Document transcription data
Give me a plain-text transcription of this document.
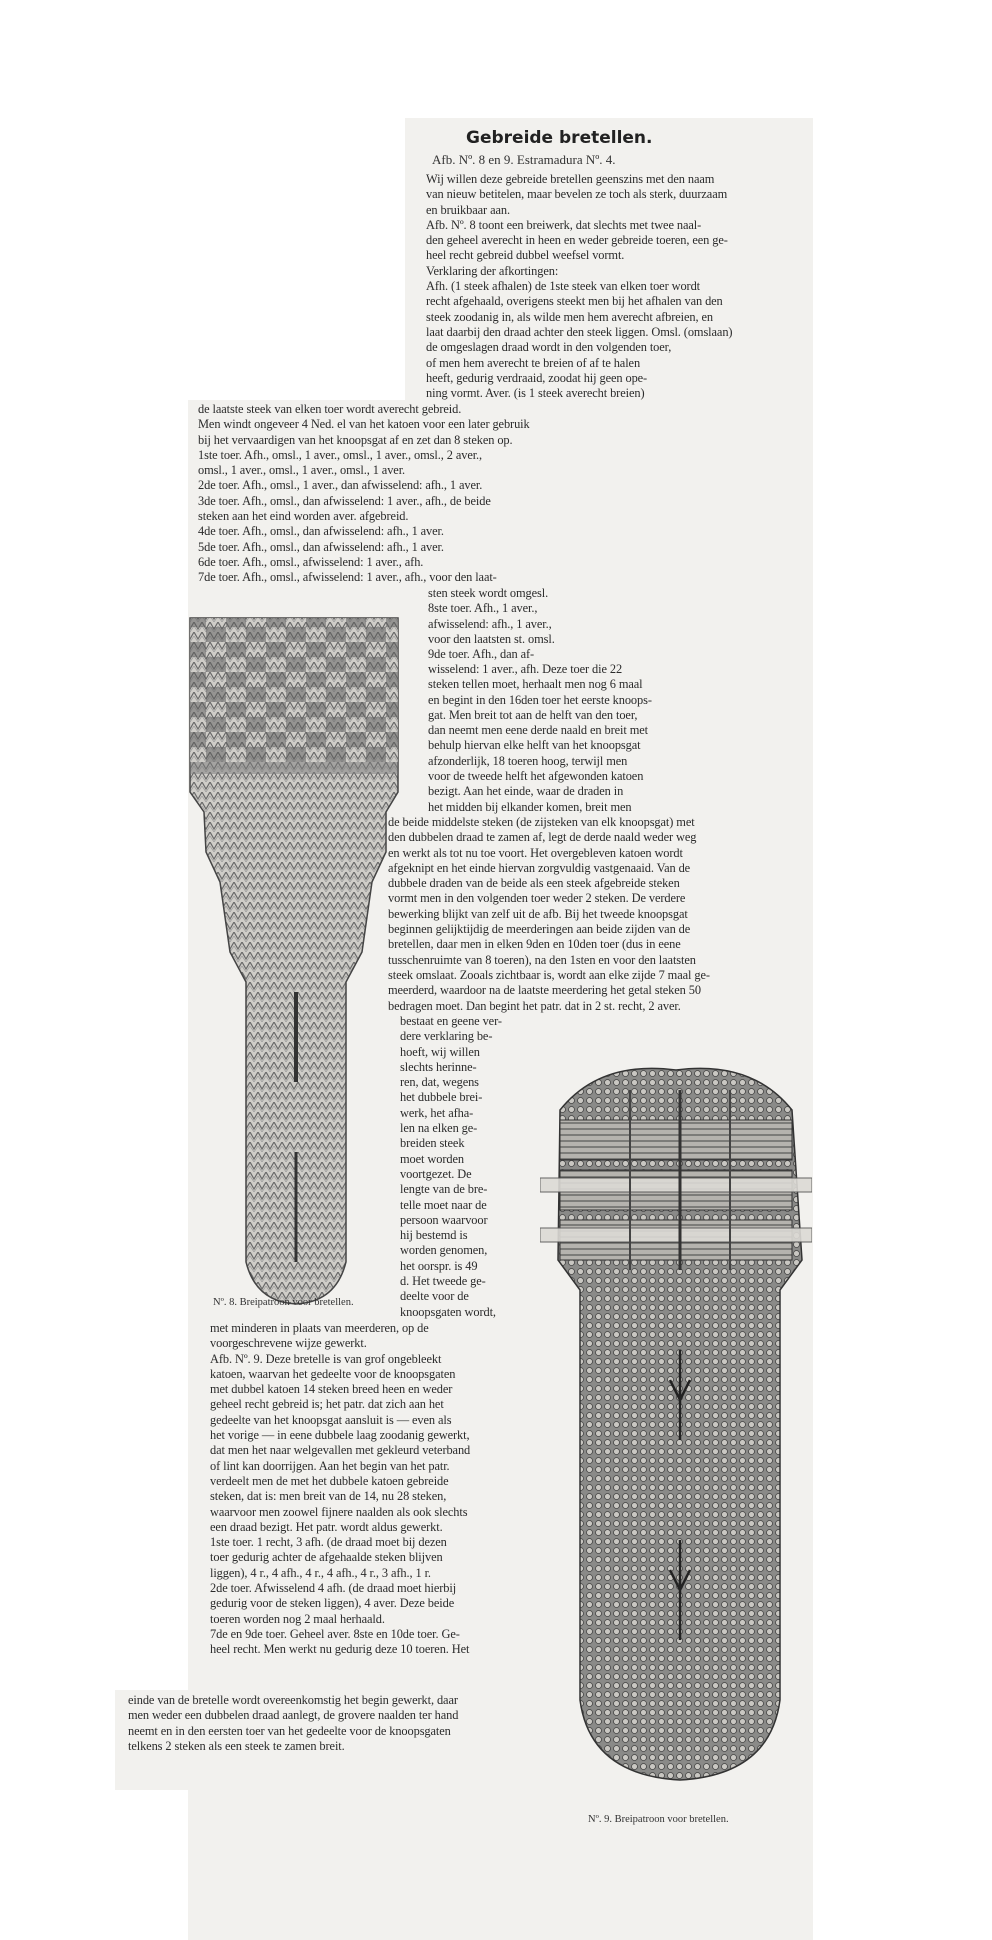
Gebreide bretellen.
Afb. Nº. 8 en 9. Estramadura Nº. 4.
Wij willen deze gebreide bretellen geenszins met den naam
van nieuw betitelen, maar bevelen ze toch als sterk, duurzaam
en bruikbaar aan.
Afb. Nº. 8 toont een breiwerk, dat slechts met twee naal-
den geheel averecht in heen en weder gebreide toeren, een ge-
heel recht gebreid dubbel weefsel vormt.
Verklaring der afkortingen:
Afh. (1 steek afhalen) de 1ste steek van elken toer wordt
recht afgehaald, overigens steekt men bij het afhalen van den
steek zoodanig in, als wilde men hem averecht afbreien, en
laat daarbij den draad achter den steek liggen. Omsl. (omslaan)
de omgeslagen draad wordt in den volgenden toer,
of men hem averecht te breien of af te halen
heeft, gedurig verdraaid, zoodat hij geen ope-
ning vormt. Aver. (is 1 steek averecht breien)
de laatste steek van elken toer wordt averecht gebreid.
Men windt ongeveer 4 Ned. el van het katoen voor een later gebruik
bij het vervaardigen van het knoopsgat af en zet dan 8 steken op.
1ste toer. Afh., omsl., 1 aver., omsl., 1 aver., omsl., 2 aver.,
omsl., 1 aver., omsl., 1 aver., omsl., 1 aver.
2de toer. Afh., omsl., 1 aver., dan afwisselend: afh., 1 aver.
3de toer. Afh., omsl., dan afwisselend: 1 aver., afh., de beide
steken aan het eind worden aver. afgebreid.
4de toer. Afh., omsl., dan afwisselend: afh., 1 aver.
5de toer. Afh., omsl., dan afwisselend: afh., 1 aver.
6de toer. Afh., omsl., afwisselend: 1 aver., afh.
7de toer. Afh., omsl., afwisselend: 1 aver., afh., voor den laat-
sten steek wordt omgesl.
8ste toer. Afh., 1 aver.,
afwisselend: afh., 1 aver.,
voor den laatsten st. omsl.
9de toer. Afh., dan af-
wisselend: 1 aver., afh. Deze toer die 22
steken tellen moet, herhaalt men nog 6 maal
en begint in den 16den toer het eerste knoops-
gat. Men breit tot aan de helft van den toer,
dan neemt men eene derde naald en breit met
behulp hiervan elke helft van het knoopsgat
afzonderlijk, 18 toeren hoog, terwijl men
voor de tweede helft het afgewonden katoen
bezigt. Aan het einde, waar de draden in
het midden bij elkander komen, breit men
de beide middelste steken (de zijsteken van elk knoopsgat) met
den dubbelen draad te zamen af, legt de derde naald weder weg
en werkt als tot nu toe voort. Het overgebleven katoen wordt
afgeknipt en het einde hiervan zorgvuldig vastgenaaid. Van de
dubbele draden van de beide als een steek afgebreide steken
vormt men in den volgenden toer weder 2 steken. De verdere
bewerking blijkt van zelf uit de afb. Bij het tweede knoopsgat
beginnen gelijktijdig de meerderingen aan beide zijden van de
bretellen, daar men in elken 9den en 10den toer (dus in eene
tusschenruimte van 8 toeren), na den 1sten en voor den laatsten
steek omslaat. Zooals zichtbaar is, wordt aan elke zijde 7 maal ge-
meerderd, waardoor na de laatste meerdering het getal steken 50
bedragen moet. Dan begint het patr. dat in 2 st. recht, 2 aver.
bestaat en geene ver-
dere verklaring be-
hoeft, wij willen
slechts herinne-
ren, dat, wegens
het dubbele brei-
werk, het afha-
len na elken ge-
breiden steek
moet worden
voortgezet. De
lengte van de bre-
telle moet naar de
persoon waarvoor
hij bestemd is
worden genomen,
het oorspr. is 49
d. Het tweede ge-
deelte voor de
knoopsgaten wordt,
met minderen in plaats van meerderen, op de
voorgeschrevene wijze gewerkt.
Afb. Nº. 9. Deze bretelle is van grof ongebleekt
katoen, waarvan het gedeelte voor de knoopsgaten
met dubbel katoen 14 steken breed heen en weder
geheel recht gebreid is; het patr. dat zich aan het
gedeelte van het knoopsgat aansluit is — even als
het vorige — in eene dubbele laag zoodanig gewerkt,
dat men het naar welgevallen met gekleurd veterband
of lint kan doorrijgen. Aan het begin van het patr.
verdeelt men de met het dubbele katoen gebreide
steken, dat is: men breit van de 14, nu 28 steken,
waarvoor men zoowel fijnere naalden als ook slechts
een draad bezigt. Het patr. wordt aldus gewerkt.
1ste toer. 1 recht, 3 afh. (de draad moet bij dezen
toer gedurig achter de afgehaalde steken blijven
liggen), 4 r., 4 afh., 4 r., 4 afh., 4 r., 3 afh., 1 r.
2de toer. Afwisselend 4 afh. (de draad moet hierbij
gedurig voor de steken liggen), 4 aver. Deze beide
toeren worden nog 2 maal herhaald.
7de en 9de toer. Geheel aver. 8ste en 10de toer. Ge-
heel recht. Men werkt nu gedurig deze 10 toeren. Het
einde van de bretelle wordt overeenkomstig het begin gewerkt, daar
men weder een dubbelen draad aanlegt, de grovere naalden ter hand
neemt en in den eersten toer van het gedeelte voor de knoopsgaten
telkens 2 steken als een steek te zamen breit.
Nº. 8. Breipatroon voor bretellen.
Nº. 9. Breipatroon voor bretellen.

• **HOW TO COMPLETE THIS TASK**:
Give the entries again exactly. Pictures stay out.

• **REPLY TO THE TASK**:
Give me a plain-text transcription of this document.
Gebreide bretellen.
Afb. Nº. 8 en 9. Estramadura Nº. 4.
Wij willen deze gebreide bretellen geenszins met den naam
van nieuw betitelen, maar bevelen ze toch als sterk, duurzaam
en bruikbaar aan.
Afb. Nº. 8 toont een breiwerk, dat slechts met twee naal-
den geheel averecht in heen en weder gebreide toeren, een ge-
heel recht gebreid dubbel weefsel vormt.
Verklaring der afkortingen:
Afh. (1 steek afhalen) de 1ste steek van elken toer wordt
recht afgehaald, overigens steekt men bij het afhalen van den
steek zoodanig in, als wilde men hem averecht afbreien, en
laat daarbij den draad achter den steek liggen. Omsl. (omslaan)
de omgeslagen draad wordt in den volgenden toer,
of men hem averecht te breien of af te halen
heeft, gedurig verdraaid, zoodat hij geen ope-
ning vormt. Aver. (is 1 steek averecht breien)
de laatste steek van elken toer wordt averecht gebreid.
Men windt ongeveer 4 Ned. el van het katoen voor een later gebruik
bij het vervaardigen van het knoopsgat af en zet dan 8 steken op.
1ste toer. Afh., omsl., 1 aver., omsl., 1 aver., omsl., 2 aver.,
omsl., 1 aver., omsl., 1 aver., omsl., 1 aver.
2de toer. Afh., omsl., 1 aver., dan afwisselend: afh., 1 aver.
3de toer. Afh., omsl., dan afwisselend: 1 aver., afh., de beide
steken aan het eind worden aver. afgebreid.
4de toer. Afh., omsl., dan afwisselend: afh., 1 aver.
5de toer. Afh., omsl., dan afwisselend: afh., 1 aver.
6de toer. Afh., omsl., afwisselend: 1 aver., afh.
7de toer. Afh., omsl., afwisselend: 1 aver., afh., voor den laat-
sten steek wordt omgesl.
8ste toer. Afh., 1 aver.,
afwisselend: afh., 1 aver.,
voor den laatsten st. omsl.
9de toer. Afh., dan af-
wisselend: 1 aver., afh. Deze toer die 22
steken tellen moet, herhaalt men nog 6 maal
en begint in den 16den toer het eerste knoops-
gat. Men breit tot aan de helft van den toer,
dan neemt men eene derde naald en breit met
behulp hiervan elke helft van het knoopsgat
afzonderlijk, 18 toeren hoog, terwijl men
voor de tweede helft het afgewonden katoen
bezigt. Aan het einde, waar de draden in
het midden bij elkander komen, breit men
de beide middelste steken (de zijsteken van elk knoopsgat) met
den dubbelen draad te zamen af, legt de derde naald weder weg
en werkt als tot nu toe voort. Het overgebleven katoen wordt
afgeknipt en het einde hiervan zorgvuldig vastgenaaid. Van de
dubbele draden van de beide als een steek afgebreide steken
vormt men in den volgenden toer weder 2 steken. De verdere
bewerking blijkt van zelf uit de afb. Bij het tweede knoopsgat
beginnen gelijktijdig de meerderingen aan beide zijden van de
bretellen, daar men in elken 9den en 10den toer (dus in eene
tusschenruimte van 8 toeren), na den 1sten en voor den laatsten
steek omslaat. Zooals zichtbaar is, wordt aan elke zijde 7 maal ge-
meerderd, waardoor na de laatste meerdering het getal steken 50
bedragen moet. Dan begint het patr. dat in 2 st. recht, 2 aver.
bestaat en geene ver-
dere verklaring be-
hoeft, wij willen
slechts herinne-
ren, dat, wegens
het dubbele brei-
werk, het afha-
len na elken ge-
breiden steek
moet worden
voortgezet. De
lengte van de bre-
telle moet naar de
persoon waarvoor
hij bestemd is
worden genomen,
het oorspr. is 49
d. Het tweede ge-
deelte voor de
knoopsgaten wordt,
met minderen in plaats van meerderen, op de
voorgeschrevene wijze gewerkt.
Afb. Nº. 9. Deze bretelle is van grof ongebleekt
katoen, waarvan het gedeelte voor de knoopsgaten
met dubbel katoen 14 steken breed heen en weder
geheel recht gebreid is; het patr. dat zich aan het
gedeelte van het knoopsgat aansluit is — even als
het vorige — in eene dubbele laag zoodanig gewerkt,
dat men het naar welgevallen met gekleurd veterband
of lint kan doorrijgen. Aan het begin van het patr.
verdeelt men de met het dubbele katoen gebreide
steken, dat is: men breit van de 14, nu 28 steken,
waarvoor men zoowel fijnere naalden als ook slechts
een draad bezigt. Het patr. wordt aldus gewerkt.
1ste toer. 1 recht, 3 afh. (de draad moet bij dezen
toer gedurig achter de afgehaalde steken blijven
liggen), 4 r., 4 afh., 4 r., 4 afh., 4 r., 3 afh., 1 r.
2de toer. Afwisselend 4 afh. (de draad moet hierbij
gedurig voor de steken liggen), 4 aver. Deze beide
toeren worden nog 2 maal herhaald.
7de en 9de toer. Geheel aver. 8ste en 10de toer. Ge-
heel recht. Men werkt nu gedurig deze 10 toeren. Het
einde van de bretelle wordt overeenkomstig het begin gewerkt, daar
men weder een dubbelen draad aanlegt, de grovere naalden ter hand
neemt en in den eersten toer van het gedeelte voor de knoopsgaten
telkens 2 steken als een steek te zamen breit.
Nº. 8. Breipatroon voor bretellen.
Nº. 9. Breipatroon voor bretellen.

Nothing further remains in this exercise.